### [確認用の文章]
╭──

辺境にて

南洋幻想の涯て

ロードムービー 下

注意:この記事には映画「忌怪島」の内容への言及があります。

 


f:id:Chitala:20230720140925j:image

f:id:Chitala:20230720140921j:image

 私は上映のかなり前に入室したので他に誰もおらず、中央の最前列に陣取った。上映の10分前ぐらいから小中学生がポツポツと10数名入室して来た。雑談の内容から彼ら彼女ら自身、または友人がエキストラとして出演しているようだ。

 映画は残念ながら怖くなかった。島から出られない話なら私の日常だから効き目がない。それより話がややこしくてオバケに構っている暇がない。

 最新テクノロジーによりあの世と混ざって無限階層になってしまった罪の島で永遠に赤貞子に襲撃される話だろうか?私の8ビット脳ではよくわからない。

 筒井康隆の驚愕の荒野みたいなものだろうか?登場人物全員あの世で苦しんでる幽霊じゃないかな?

 ホラーは中高生の観るイメージがあるから王道でわかりやすい方が良かったのではと余計な心配まで出てきた。

 誘い込んだVR空間で実在しない島民に対しイマジョさんに散々復讐させ、気が済んで素の可哀想な美女に戻ったイマジョさんに何かいい事言わせ、成仏しました!VRバンザイ!科学で除霊したすっごい!とかその程度で良かったのではないだろうか。

╰──

### [作業内容]
a: 映画の感想文で、筆者が座った席はどこですか。
b: 映画の感想文の「f:id:Chitala:20230720140921j:image」から「オバケに構っている暇がない。」までを、一字も変えずに書き写してください。

### [表示データ]
╭──

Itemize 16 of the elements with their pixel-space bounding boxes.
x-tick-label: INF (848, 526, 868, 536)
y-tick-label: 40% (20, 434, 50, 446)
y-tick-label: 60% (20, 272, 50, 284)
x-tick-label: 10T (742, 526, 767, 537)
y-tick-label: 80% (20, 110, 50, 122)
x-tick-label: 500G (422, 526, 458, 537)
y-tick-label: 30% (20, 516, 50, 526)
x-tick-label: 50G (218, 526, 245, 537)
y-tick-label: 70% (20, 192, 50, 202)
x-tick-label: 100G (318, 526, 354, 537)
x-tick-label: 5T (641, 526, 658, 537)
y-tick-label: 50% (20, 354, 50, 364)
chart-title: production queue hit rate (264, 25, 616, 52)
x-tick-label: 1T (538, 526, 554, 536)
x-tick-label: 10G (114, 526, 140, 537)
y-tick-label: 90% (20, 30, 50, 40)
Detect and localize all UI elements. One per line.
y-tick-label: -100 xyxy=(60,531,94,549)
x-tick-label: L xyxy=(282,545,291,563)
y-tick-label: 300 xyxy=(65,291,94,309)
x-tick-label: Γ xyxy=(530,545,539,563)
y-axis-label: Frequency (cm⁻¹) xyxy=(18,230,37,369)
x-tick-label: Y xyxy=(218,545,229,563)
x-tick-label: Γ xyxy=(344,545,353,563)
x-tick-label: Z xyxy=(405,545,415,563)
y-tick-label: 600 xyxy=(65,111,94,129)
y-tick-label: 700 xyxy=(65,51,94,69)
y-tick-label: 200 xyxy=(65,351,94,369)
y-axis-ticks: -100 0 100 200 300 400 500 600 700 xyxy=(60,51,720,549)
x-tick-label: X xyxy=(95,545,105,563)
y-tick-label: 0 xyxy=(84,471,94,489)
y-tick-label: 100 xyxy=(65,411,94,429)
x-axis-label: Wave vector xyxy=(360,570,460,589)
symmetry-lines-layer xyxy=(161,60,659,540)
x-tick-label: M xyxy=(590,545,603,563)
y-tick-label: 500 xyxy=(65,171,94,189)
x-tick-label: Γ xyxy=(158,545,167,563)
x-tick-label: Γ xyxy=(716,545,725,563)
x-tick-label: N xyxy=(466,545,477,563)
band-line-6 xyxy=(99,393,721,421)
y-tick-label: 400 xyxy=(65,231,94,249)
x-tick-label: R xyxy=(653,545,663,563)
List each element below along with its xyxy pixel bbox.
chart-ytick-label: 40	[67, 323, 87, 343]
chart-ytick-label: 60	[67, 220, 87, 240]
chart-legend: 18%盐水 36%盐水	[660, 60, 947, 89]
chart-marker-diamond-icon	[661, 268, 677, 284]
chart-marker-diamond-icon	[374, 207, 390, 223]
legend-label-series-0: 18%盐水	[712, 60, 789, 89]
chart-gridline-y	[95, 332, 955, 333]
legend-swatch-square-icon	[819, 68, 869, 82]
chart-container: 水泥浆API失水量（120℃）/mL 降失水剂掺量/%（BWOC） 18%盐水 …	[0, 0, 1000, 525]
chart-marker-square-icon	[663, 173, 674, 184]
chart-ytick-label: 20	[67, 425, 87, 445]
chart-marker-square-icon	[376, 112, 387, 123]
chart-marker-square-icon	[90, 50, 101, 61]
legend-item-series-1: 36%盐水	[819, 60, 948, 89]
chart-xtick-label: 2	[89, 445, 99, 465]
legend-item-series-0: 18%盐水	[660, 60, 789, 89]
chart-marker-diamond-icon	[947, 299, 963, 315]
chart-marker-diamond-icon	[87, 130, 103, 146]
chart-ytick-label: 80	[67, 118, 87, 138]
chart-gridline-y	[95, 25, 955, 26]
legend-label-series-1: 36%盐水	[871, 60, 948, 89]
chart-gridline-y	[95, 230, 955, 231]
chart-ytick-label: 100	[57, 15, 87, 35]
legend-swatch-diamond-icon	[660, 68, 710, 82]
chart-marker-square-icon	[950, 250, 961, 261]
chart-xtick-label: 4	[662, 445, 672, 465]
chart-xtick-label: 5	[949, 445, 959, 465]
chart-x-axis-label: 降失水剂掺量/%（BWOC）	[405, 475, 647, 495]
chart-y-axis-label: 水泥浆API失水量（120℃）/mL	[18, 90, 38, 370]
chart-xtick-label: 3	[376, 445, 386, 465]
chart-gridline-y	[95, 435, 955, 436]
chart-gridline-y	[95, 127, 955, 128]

╰──

### [課題別の結果]
a: 中央の最前列です。

b:
f:id:Chitala:20230720140921j:image

 私は上映のかなり前に入室したので他に誰もおらず、中央の最前列に陣取った。上映の10分前ぐらいから小中学生がポツポツと10数名入室して来た。雑談の内容から彼ら彼女ら自身、または友人がエキストラとして出演しているようだ。

 映画は残念ながら怖くなかった。島から出られない話なら私の日常だから効き目がない。それより話がややこしくてオバケに構っている暇がない。